→ **Work to complete**
Extract the complete listing and output it unchanged.

──────── Entries provided ────────

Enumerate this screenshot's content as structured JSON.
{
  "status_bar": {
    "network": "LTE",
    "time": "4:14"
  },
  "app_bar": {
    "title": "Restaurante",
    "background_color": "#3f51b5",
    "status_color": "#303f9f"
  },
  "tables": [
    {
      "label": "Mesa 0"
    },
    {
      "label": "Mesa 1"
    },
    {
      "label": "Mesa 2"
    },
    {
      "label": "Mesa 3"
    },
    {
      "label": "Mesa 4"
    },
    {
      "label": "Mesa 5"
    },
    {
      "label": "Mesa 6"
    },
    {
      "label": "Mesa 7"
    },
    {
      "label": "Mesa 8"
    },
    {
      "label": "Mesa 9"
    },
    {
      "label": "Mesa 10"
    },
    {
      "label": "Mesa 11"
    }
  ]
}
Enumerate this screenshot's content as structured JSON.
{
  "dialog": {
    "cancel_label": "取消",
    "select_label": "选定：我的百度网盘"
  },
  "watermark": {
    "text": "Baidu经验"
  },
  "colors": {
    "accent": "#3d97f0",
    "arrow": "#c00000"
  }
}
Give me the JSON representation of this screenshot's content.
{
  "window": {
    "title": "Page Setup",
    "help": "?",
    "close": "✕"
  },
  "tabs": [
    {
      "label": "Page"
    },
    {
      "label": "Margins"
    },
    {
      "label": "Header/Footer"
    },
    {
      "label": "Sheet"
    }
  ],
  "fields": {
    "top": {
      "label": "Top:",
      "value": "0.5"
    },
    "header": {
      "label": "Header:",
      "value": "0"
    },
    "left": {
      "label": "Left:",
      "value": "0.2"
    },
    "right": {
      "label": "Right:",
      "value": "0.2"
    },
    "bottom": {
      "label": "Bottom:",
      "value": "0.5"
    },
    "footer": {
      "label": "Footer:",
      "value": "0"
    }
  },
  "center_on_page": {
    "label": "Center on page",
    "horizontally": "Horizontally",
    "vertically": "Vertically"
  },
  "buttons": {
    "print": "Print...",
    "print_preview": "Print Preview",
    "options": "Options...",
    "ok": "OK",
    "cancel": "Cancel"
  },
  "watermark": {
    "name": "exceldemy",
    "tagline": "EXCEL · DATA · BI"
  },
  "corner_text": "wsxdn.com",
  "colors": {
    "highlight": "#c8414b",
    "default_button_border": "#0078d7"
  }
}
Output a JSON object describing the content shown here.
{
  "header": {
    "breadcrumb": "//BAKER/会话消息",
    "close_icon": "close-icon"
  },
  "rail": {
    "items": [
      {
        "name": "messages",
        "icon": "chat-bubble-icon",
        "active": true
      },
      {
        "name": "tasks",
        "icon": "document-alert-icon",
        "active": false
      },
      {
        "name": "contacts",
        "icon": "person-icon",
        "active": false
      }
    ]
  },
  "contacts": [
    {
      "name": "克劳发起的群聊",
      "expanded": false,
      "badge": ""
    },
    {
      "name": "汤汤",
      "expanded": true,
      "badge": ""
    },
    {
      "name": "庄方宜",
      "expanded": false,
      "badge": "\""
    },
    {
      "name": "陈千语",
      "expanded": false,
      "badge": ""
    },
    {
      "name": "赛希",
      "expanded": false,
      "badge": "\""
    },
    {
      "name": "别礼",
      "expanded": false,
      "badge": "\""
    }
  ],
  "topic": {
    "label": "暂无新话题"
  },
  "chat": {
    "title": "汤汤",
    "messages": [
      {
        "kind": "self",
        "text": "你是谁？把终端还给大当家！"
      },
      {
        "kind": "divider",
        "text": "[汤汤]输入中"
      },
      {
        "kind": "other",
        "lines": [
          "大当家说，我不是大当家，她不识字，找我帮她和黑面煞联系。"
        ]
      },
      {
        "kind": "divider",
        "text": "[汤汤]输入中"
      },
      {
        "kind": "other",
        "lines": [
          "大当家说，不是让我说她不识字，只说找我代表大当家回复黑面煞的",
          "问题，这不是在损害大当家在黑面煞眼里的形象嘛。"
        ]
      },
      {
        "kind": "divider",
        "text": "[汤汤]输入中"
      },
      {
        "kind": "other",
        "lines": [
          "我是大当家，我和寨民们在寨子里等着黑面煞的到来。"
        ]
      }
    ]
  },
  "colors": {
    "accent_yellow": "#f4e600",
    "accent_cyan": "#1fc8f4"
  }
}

────────

→ **In response**
Enumerate this screenshot's content as structured JSON.
{
  "status_bar": {
    "network": "LTE",
    "time": "4:14"
  },
  "app_bar": {
    "title": "Restaurante",
    "background_color": "#3f51b5",
    "status_color": "#303f9f"
  },
  "tables": [
    {
      "label": "Mesa 0"
    },
    {
      "label": "Mesa 1"
    },
    {
      "label": "Mesa 2"
    },
    {
      "label": "Mesa 3"
    },
    {
      "label": "Mesa 4"
    },
    {
      "label": "Mesa 5"
    },
    {
      "label": "Mesa 6"
    },
    {
      "label": "Mesa 7"
    },
    {
      "label": "Mesa 8"
    },
    {
      "label": "Mesa 9"
    },
    {
      "label": "Mesa 10"
    },
    {
      "label": "Mesa 11"
    }
  ]
}
Enumerate this screenshot's content as structured JSON.
{
  "dialog": {
    "cancel_label": "取消",
    "select_label": "选定：我的百度网盘"
  },
  "watermark": {
    "text": "Baidu经验"
  },
  "colors": {
    "accent": "#3d97f0",
    "arrow": "#c00000"
  }
}
Give me the JSON representation of this screenshot's content.
{
  "window": {
    "title": "Page Setup",
    "help": "?",
    "close": "✕"
  },
  "tabs": [
    {
      "label": "Page"
    },
    {
      "label": "Margins"
    },
    {
      "label": "Header/Footer"
    },
    {
      "label": "Sheet"
    }
  ],
  "fields": {
    "top": {
      "label": "Top:",
      "value": "0.5"
    },
    "header": {
      "label": "Header:",
      "value": "0"
    },
    "left": {
      "label": "Left:",
      "value": "0.2"
    },
    "right": {
      "label": "Right:",
      "value": "0.2"
    },
    "bottom": {
      "label": "Bottom:",
      "value": "0.5"
    },
    "footer": {
      "label": "Footer:",
      "value": "0"
    }
  },
  "center_on_page": {
    "label": "Center on page",
    "horizontally": "Horizontally",
    "vertically": "Vertically"
  },
  "buttons": {
    "print": "Print...",
    "print_preview": "Print Preview",
    "options": "Options...",
    "ok": "OK",
    "cancel": "Cancel"
  },
  "watermark": {
    "name": "exceldemy",
    "tagline": "EXCEL · DATA · BI"
  },
  "corner_text": "wsxdn.com",
  "colors": {
    "highlight": "#c8414b",
    "default_button_border": "#0078d7"
  }
}
Output a JSON object describing the content shown here.
{
  "header": {
    "breadcrumb": "//BAKER/会话消息",
    "close_icon": "close-icon"
  },
  "rail": {
    "items": [
      {
        "name": "messages",
        "icon": "chat-bubble-icon",
        "active": true
      },
      {
        "name": "tasks",
        "icon": "document-alert-icon",
        "active": false
      },
      {
        "name": "contacts",
        "icon": "person-icon",
        "active": false
      }
    ]
  },
  "contacts": [
    {
      "name": "克劳发起的群聊",
      "expanded": false,
      "badge": ""
    },
    {
      "name": "汤汤",
      "expanded": true,
      "badge": ""
    },
    {
      "name": "庄方宜",
      "expanded": false,
      "badge": "\""
    },
    {
      "name": "陈千语",
      "expanded": false,
      "badge": ""
    },
    {
      "name": "赛希",
      "expanded": false,
      "badge": "\""
    },
    {
      "name": "别礼",
      "expanded": false,
      "badge": "\""
    }
  ],
  "topic": {
    "label": "暂无新话题"
  },
  "chat": {
    "title": "汤汤",
    "messages": [
      {
        "kind": "self",
        "text": "你是谁？把终端还给大当家！"
      },
      {
        "kind": "divider",
        "text": "[汤汤]输入中"
      },
      {
        "kind": "other",
        "lines": [
          "大当家说，我不是大当家，她不识字，找我帮她和黑面煞联系。"
        ]
      },
      {
        "kind": "divider",
        "text": "[汤汤]输入中"
      },
      {
        "kind": "other",
        "lines": [
          "大当家说，不是让我说她不识字，只说找我代表大当家回复黑面煞的",
          "问题，这不是在损害大当家在黑面煞眼里的形象嘛。"
        ]
      },
      {
        "kind": "divider",
        "text": "[汤汤]输入中"
      },
      {
        "kind": "other",
        "lines": [
          "我是大当家，我和寨民们在寨子里等着黑面煞的到来。"
        ]
      }
    ]
  },
  "colors": {
    "accent_yellow": "#f4e600",
    "accent_cyan": "#1fc8f4"
  }
}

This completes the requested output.